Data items
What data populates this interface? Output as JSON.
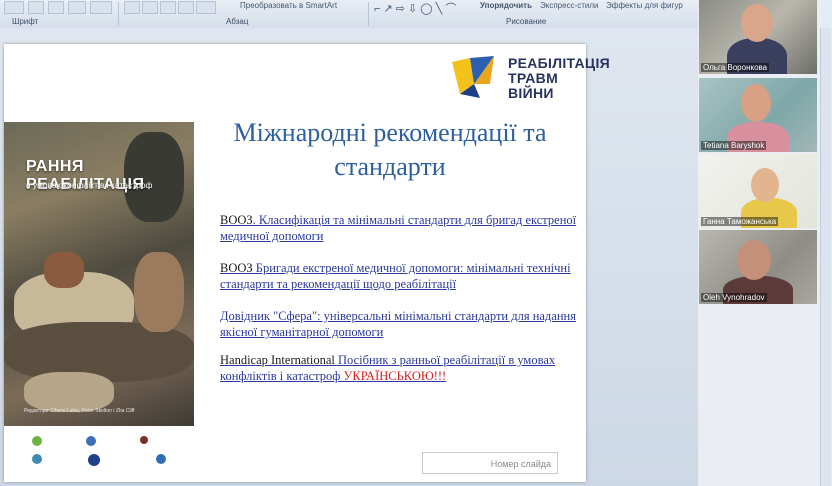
{
  "ribbon": {
    "groups": [
      "Шрифт",
      "Абзац",
      "Рисование"
    ],
    "convert_smartart": "Преобразовать в SmartArt",
    "arrange": "Упорядочить",
    "quick_styles": "Экспресс-стили",
    "shape_effects": "Эффекты для фигур"
  },
  "slide": {
    "logo_lines": [
      "РЕАБІЛІТАЦІЯ",
      "ТРАВМ",
      "ВІЙНИ"
    ],
    "title": "Міжнародні рекомендації та стандарти",
    "cover": {
      "title": "РАННЯ РЕАБІЛІТАЦІЯ",
      "subtitle": "в умовах конфліктів і катастроф",
      "credit": "Редактори: Dhemi Lahiu, Peter Skelton i Zha Cliff"
    },
    "links": [
      {
        "pre": "ВООЗ",
        "text": ". Класифікація та мінімальні стандарти для бригад екстреної медичної допомоги",
        "hl": ""
      },
      {
        "pre": "ВООЗ",
        "text": " Бригади екстреної медичної допомоги: мінімальні технічні стандарти та рекомендації щодо реабілітації",
        "hl": ""
      },
      {
        "pre": "",
        "text": "Довідник \"Сфера\": універсальні мінімальні стандарти для надання якісної гуманітарної допомоги",
        "hl": ""
      },
      {
        "pre": "Handicap International",
        "text": "  Посібник з ранньої реабілітації  в умовах конфліктів  і катастроф ",
        "hl": "УКРАЇНСЬКОЮ!!!"
      }
    ],
    "slide_number_placeholder": "Номер слайда"
  },
  "participants": [
    {
      "name": "Ольга Воронкова"
    },
    {
      "name": "Tetiana Baryshok"
    },
    {
      "name": "Ганна Таможанська"
    },
    {
      "name": "Oleh Vynohradov"
    }
  ]
}
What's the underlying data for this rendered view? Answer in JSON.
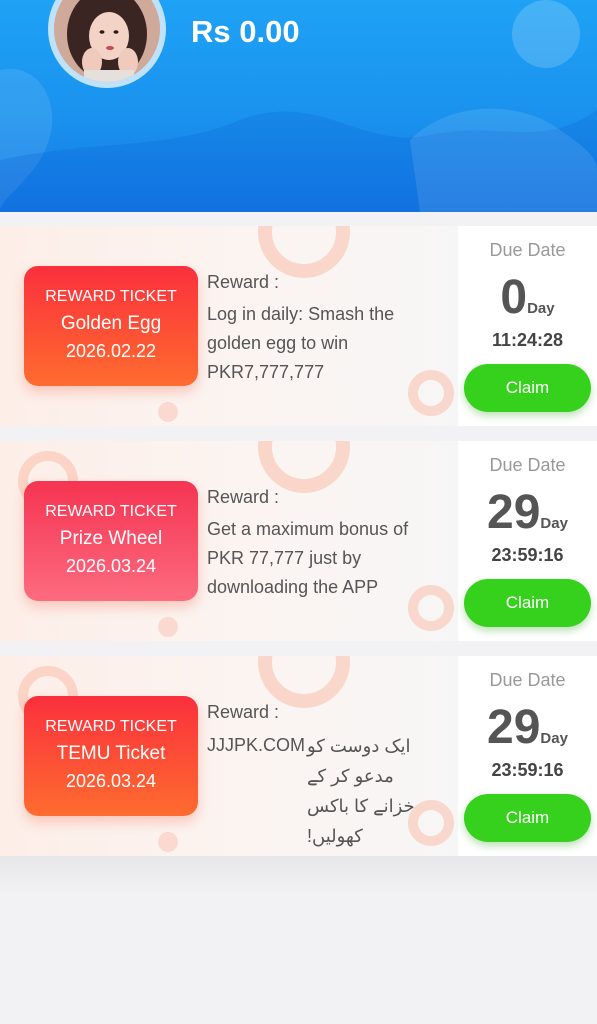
{
  "header": {
    "balance": "Rs 0.00",
    "colors": {
      "accent": "#1a92ee"
    }
  },
  "rewards": [
    {
      "ticket_label": "REWARD TICKET",
      "ticket_name": "Golden Egg",
      "ticket_date": "2026.02.22",
      "reward_label": "Reward :",
      "reward_text": "Log in daily: Smash the golden egg to win PKR7,777,777",
      "due_label": "Due Date",
      "days": "0",
      "days_unit": "Day",
      "timer": "11:24:28",
      "claim_label": "Claim"
    },
    {
      "ticket_label": "REWARD TICKET",
      "ticket_name": "Prize Wheel",
      "ticket_date": "2026.03.24",
      "reward_label": "Reward :",
      "reward_text": "Get a maximum bonus of PKR 77,777 just by downloading the APP",
      "due_label": "Due Date",
      "days": "29",
      "days_unit": "Day",
      "timer": "23:59:16",
      "claim_label": "Claim"
    },
    {
      "ticket_label": "REWARD TICKET",
      "ticket_name": "TEMU Ticket",
      "ticket_date": "2026.03.24",
      "reward_label": "Reward :",
      "reward_site": "JJJPK.COM",
      "reward_text": "ایک دوست کو مدعو کر کے خزانے کا باکس کھولیں!",
      "due_label": "Due Date",
      "days": "29",
      "days_unit": "Day",
      "timer": "23:59:16",
      "claim_label": "Claim"
    }
  ],
  "colors": {
    "claim_button": "#36d11c",
    "ticket_orange": "#fe6c2f",
    "ticket_pink": "#f53452"
  }
}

EXERCISE INSTRUCTIONS
Repeat everything in the records precisely. Images are excluded from the copy.

COMPLETE ANSWER
What data populates this interface? Output as JSON.
{
  "ribbon": {
    "groups": [
      "Шрифт",
      "Абзац",
      "Рисование"
    ],
    "convert_smartart": "Преобразовать в SmartArt",
    "arrange": "Упорядочить",
    "quick_styles": "Экспресс-стили",
    "shape_effects": "Эффекты для фигур"
  },
  "slide": {
    "logo_lines": [
      "РЕАБІЛІТАЦІЯ",
      "ТРАВМ",
      "ВІЙНИ"
    ],
    "title": "Міжнародні рекомендації та стандарти",
    "cover": {
      "title": "РАННЯ РЕАБІЛІТАЦІЯ",
      "subtitle": "в умовах конфліктів і катастроф",
      "credit": "Редактори: Dhemi Lahiu, Peter Skelton i Zha Cliff"
    },
    "links": [
      {
        "pre": "ВООЗ",
        "text": ". Класифікація та мінімальні стандарти для бригад екстреної медичної допомоги",
        "hl": ""
      },
      {
        "pre": "ВООЗ",
        "text": " Бригади екстреної медичної допомоги: мінімальні технічні стандарти та рекомендації щодо реабілітації",
        "hl": ""
      },
      {
        "pre": "",
        "text": "Довідник \"Сфера\": універсальні мінімальні стандарти для надання якісної гуманітарної допомоги",
        "hl": ""
      },
      {
        "pre": "Handicap International",
        "text": "  Посібник з ранньої реабілітації  в умовах конфліктів  і катастроф ",
        "hl": "УКРАЇНСЬКОЮ!!!"
      }
    ],
    "slide_number_placeholder": "Номер слайда"
  },
  "participants": [
    {
      "name": "Ольга Воронкова"
    },
    {
      "name": "Tetiana Baryshok"
    },
    {
      "name": "Ганна Таможанська"
    },
    {
      "name": "Oleh Vynohradov"
    }
  ]
}
What's the underlying data for this rendered view? Answer in JSON.
{
  "header": {
    "balance": "Rs 0.00",
    "colors": {
      "accent": "#1a92ee"
    }
  },
  "rewards": [
    {
      "ticket_label": "REWARD TICKET",
      "ticket_name": "Golden Egg",
      "ticket_date": "2026.02.22",
      "reward_label": "Reward :",
      "reward_text": "Log in daily: Smash the golden egg to win PKR7,777,777",
      "due_label": "Due Date",
      "days": "0",
      "days_unit": "Day",
      "timer": "11:24:28",
      "claim_label": "Claim"
    },
    {
      "ticket_label": "REWARD TICKET",
      "ticket_name": "Prize Wheel",
      "ticket_date": "2026.03.24",
      "reward_label": "Reward :",
      "reward_text": "Get a maximum bonus of PKR 77,777 just by downloading the APP",
      "due_label": "Due Date",
      "days": "29",
      "days_unit": "Day",
      "timer": "23:59:16",
      "claim_label": "Claim"
    },
    {
      "ticket_label": "REWARD TICKET",
      "ticket_name": "TEMU Ticket",
      "ticket_date": "2026.03.24",
      "reward_label": "Reward :",
      "reward_site": "JJJPK.COM",
      "reward_text": "ایک دوست کو مدعو کر کے خزانے کا باکس کھولیں!",
      "due_label": "Due Date",
      "days": "29",
      "days_unit": "Day",
      "timer": "23:59:16",
      "claim_label": "Claim"
    }
  ],
  "colors": {
    "claim_button": "#36d11c",
    "ticket_orange": "#fe6c2f",
    "ticket_pink": "#f53452"
  }
}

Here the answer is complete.